» **Extrait choisi**:

= = =

Une entreprise peut-elle mettre fin à une période d’essai d’une salariée enceinte ou la licencier après cette période ? La législation sur le sujet change, notamment au travers d’un arrêt de cassation du mois dernier qui vient changer radicalement la donne.
La période d’essai permet, c’est finalement sa finalité, aux deux parties – employeur et salarié – de rompre librement le contrat sans la moindre justification. Une liberté essentielle mais parfois délicate en ce qui concerne les salariées enceintes.
Jusqu’au mois dernier, la question ne se posait théoriquement pas puisque l’article L1132-1 du Code du travail interdit toute discrimination liée à la grossesse. Théoriquement, puisque de toute façon toute justification à la rupture d’une période d’essai n’a pas à être justifiée. Même un employeur à QI de bulot n’aurait jamais tenté la moindre rupture au motif de l’attente d’un heureux évènement par une nouvelle embauchée. Quant à prouver la discrimination liée à cet état par la salariée, cela relève plutôt des cas d’école et des jeux de l’esprit que d’une authentique démarche judiciaire.

= = =

» **Données fournies**:
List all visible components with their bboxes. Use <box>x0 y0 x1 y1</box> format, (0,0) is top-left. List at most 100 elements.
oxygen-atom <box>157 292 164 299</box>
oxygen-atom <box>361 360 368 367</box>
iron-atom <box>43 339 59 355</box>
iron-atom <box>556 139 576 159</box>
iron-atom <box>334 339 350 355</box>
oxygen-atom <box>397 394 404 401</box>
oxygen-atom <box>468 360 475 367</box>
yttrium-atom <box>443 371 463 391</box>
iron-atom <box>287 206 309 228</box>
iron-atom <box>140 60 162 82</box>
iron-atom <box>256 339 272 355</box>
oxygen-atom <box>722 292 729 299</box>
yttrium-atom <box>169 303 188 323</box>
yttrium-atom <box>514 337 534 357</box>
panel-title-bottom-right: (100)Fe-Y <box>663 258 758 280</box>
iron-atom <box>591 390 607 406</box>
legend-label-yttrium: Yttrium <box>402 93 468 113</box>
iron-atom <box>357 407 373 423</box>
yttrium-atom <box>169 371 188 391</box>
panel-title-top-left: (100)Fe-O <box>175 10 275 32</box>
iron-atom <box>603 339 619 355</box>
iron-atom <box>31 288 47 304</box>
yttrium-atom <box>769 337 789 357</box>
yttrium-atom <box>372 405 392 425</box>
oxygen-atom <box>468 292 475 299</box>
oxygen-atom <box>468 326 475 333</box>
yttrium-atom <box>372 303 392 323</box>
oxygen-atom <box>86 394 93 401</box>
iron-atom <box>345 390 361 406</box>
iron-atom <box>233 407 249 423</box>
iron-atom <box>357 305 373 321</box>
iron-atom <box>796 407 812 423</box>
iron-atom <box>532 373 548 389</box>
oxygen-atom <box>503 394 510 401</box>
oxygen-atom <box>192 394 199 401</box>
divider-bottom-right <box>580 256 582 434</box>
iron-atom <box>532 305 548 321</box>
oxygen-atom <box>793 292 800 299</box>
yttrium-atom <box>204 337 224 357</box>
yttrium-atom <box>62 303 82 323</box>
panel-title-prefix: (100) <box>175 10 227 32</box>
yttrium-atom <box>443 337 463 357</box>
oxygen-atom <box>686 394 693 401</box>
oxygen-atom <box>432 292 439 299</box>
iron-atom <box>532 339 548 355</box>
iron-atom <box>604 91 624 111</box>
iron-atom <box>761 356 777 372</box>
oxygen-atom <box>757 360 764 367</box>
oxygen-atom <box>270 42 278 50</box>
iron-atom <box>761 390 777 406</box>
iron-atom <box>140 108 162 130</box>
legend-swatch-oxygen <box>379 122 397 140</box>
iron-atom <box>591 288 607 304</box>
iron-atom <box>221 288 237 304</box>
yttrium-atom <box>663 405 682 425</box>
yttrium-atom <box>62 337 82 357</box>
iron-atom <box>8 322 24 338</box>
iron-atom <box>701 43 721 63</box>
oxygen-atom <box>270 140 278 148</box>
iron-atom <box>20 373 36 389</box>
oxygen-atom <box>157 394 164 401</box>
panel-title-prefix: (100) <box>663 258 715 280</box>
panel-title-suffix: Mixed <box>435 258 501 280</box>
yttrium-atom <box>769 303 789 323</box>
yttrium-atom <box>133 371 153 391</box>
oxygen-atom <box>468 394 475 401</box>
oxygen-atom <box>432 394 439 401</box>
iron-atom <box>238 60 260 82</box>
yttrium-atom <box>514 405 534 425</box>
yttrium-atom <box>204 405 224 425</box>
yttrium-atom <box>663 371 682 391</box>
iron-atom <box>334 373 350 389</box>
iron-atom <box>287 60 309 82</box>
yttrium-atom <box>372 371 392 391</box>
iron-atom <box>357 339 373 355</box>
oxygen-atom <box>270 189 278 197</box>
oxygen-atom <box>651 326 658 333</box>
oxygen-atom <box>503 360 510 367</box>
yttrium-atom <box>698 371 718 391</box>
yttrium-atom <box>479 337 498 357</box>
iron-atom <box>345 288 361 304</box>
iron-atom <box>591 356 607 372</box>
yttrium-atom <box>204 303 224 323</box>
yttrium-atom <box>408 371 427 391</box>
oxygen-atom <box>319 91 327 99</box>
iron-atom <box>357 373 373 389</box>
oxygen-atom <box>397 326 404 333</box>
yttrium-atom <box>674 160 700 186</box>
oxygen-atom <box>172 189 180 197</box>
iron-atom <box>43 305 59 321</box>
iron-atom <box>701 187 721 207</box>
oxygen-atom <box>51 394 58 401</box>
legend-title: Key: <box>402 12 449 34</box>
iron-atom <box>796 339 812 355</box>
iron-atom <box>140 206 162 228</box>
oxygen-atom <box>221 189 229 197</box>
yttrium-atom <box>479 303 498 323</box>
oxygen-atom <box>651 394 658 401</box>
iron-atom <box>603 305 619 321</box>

= = =

» **Consigne**:
Rédigez la suite de l'extrait sur la rupture de la période d'essai des salariées enceintes, en reprenant après sa dernière phrase. Les entrées proviennent d'une autre source que l'extrait.

» **Corrigé**:
L’arrêt du 25 mars 2026 sur la période d’essai change la donne
Un arrêt de la Cour de cassation du 25 mars 2026 vient révolutionner l’approche juridique sur le sujet en inversant la charge de la preuve du côté de l’employeur. En clair et en décodé, si le rupture du contrat de travail en période d’essai intervient après l’annonce de la grossesse, c’est maintenant à l’employeur de justifier sa décision et prouver qu’elle repose sur des motivations précises et concrètes, sans aucun rapport avec l’état de grossesse de la salariée. Dans ce cas, la rupture de la période d’essai ne peut reposer que sur des motifs professionnels tangibles. C’est une évolution majeure du droit du travail, destinée à protéger les futures mamans de toute décision discriminatoire liée à leur état.
En cas de discrimination avérées, la rupture peut tout simplement être annulée, ouvrir droit à des dommages et intérêts substantiels et même à une réintégration. Il revient donc à l’encadrement et aux services ressources humaine de disposer de compte-rendus d’entretiens et d’évaluations régulières, précises et datées.